=== Required task 1 ===
According to the text on synthetic diamonds, in what year did the Gemological Institute of America begin accepting and grading lab-grown diamonds?

──────── Text block

This explosion in the availability of synthetic diamonds of practically any size led, in 2007, to the Gemological Institute of America’s acceptance and grading of lab-grown diamonds. And now these large synthetic diamonds are everywhere, selling at a fraction of the cost of natural diamonds in countless retail jewelers.

And so De Beers appears to have finally accepted that some day soon, the world will be flooded with more synthetic diamonds than “real” ones, by many orders of magnitude. (The two are chemically indistinguishable.)

This means that the amount of diamond in the world of the 21st century will not be limited by how much was created by crushing pressure deep within the earth’s crust – instead, it will be determined by the size of the market for synthetic diamond, which can be churned out ad infinitum by a process originally invented in Soviet Russia.

De Beers, ever enterprising, aims not merely to dominate the market for synthetic diamond, but to create it. To do that, it needs IT innovators to start thinking about what they would do if they had unlimited quantities of diamond at their disposal.

To that end, De Beers recently opened a Silicon Valley VC shop that has already dropped “tens of millions” of dollars on a portfolio of seven companies.

Where’s all this going? Diamond microchips. Diamond is the best thermal conductor on the planet, which means diamond microchips could run ultra-hot without requiring a conventional cooling system. This would lead to considerable energy savings. It would also mean chips running at 81 GHz.

────────────────
──────── Extracted information

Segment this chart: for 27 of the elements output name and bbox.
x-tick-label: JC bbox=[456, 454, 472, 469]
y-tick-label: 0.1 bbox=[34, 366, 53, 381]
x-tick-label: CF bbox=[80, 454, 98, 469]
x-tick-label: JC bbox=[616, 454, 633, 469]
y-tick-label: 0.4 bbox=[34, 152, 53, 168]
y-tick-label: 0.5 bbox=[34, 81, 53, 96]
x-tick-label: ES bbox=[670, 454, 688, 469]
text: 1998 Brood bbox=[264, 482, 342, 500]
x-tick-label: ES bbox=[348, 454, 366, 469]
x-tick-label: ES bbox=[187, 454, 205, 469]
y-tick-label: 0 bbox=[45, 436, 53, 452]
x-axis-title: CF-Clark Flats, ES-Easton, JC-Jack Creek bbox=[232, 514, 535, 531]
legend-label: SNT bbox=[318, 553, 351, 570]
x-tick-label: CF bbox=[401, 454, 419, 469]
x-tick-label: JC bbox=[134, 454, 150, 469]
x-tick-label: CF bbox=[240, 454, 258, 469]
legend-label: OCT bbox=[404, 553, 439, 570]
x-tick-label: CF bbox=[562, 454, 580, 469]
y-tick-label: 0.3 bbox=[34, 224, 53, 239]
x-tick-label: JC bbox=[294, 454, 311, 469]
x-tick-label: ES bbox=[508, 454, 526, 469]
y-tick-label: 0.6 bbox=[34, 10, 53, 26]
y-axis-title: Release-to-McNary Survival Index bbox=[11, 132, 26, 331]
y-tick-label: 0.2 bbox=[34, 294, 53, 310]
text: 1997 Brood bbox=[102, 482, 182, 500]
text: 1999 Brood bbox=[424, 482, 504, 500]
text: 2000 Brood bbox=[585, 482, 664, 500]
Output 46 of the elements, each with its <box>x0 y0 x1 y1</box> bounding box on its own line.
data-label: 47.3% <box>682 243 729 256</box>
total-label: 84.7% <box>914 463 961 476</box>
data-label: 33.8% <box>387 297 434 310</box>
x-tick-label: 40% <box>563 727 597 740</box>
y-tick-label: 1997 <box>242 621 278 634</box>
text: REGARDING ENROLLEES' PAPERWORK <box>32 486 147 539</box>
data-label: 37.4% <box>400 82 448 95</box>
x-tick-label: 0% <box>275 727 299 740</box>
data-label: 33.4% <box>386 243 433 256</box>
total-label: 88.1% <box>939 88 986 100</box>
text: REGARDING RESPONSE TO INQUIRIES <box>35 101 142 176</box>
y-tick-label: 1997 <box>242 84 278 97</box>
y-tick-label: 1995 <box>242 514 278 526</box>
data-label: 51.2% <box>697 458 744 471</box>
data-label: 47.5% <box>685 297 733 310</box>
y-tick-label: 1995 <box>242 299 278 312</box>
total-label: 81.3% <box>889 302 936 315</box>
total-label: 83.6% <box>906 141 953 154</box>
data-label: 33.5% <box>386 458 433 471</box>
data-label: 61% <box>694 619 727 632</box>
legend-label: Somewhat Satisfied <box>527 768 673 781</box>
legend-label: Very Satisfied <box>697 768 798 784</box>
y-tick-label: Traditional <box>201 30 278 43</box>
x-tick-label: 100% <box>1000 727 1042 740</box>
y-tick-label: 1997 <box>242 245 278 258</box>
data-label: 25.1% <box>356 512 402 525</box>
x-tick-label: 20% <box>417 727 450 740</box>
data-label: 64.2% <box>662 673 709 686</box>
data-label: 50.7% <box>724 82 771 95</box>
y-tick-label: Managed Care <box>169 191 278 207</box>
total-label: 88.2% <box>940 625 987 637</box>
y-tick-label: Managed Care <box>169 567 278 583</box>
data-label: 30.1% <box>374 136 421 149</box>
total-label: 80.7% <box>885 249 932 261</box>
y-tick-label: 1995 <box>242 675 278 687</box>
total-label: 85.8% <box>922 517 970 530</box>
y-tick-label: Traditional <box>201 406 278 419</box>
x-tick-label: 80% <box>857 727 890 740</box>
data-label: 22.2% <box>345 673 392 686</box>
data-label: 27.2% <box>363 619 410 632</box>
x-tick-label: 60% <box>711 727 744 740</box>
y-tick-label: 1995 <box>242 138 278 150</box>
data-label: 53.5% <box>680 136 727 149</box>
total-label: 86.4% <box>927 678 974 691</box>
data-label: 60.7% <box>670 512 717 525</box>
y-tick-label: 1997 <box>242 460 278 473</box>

────────────────

=== Required task 2 ===
Reproduce the listing verbatim from its first line through the line containing "y-tick-label: 1997 <box>242 621 278 634</box>", inclusive.

=== Task output 1 ===
2007

=== Task output 2 ===
Segment this chart: for 27 of the elements output name and bbox.
x-tick-label: JC bbox=[456, 454, 472, 469]
y-tick-label: 0.1 bbox=[34, 366, 53, 381]
x-tick-label: CF bbox=[80, 454, 98, 469]
x-tick-label: JC bbox=[616, 454, 633, 469]
y-tick-label: 0.4 bbox=[34, 152, 53, 168]
y-tick-label: 0.5 bbox=[34, 81, 53, 96]
x-tick-label: ES bbox=[670, 454, 688, 469]
text: 1998 Brood bbox=[264, 482, 342, 500]
x-tick-label: ES bbox=[348, 454, 366, 469]
x-tick-label: ES bbox=[187, 454, 205, 469]
y-tick-label: 0 bbox=[45, 436, 53, 452]
x-axis-title: CF-Clark Flats, ES-Easton, JC-Jack Creek bbox=[232, 514, 535, 531]
legend-label: SNT bbox=[318, 553, 351, 570]
x-tick-label: CF bbox=[401, 454, 419, 469]
x-tick-label: JC bbox=[134, 454, 150, 469]
x-tick-label: CF bbox=[240, 454, 258, 469]
legend-label: OCT bbox=[404, 553, 439, 570]
x-tick-label: CF bbox=[562, 454, 580, 469]
y-tick-label: 0.3 bbox=[34, 224, 53, 239]
x-tick-label: JC bbox=[294, 454, 311, 469]
x-tick-label: ES bbox=[508, 454, 526, 469]
y-tick-label: 0.6 bbox=[34, 10, 53, 26]
y-axis-title: Release-to-McNary Survival Index bbox=[11, 132, 26, 331]
y-tick-label: 0.2 bbox=[34, 294, 53, 310]
text: 1997 Brood bbox=[102, 482, 182, 500]
text: 1999 Brood bbox=[424, 482, 504, 500]
text: 2000 Brood bbox=[585, 482, 664, 500]
Output 46 of the elements, each with its <box>x0 y0 x1 y1</box> bounding box on its own line.
data-label: 47.3% <box>682 243 729 256</box>
total-label: 84.7% <box>914 463 961 476</box>
data-label: 33.8% <box>387 297 434 310</box>
x-tick-label: 40% <box>563 727 597 740</box>
y-tick-label: 1997 <box>242 621 278 634</box>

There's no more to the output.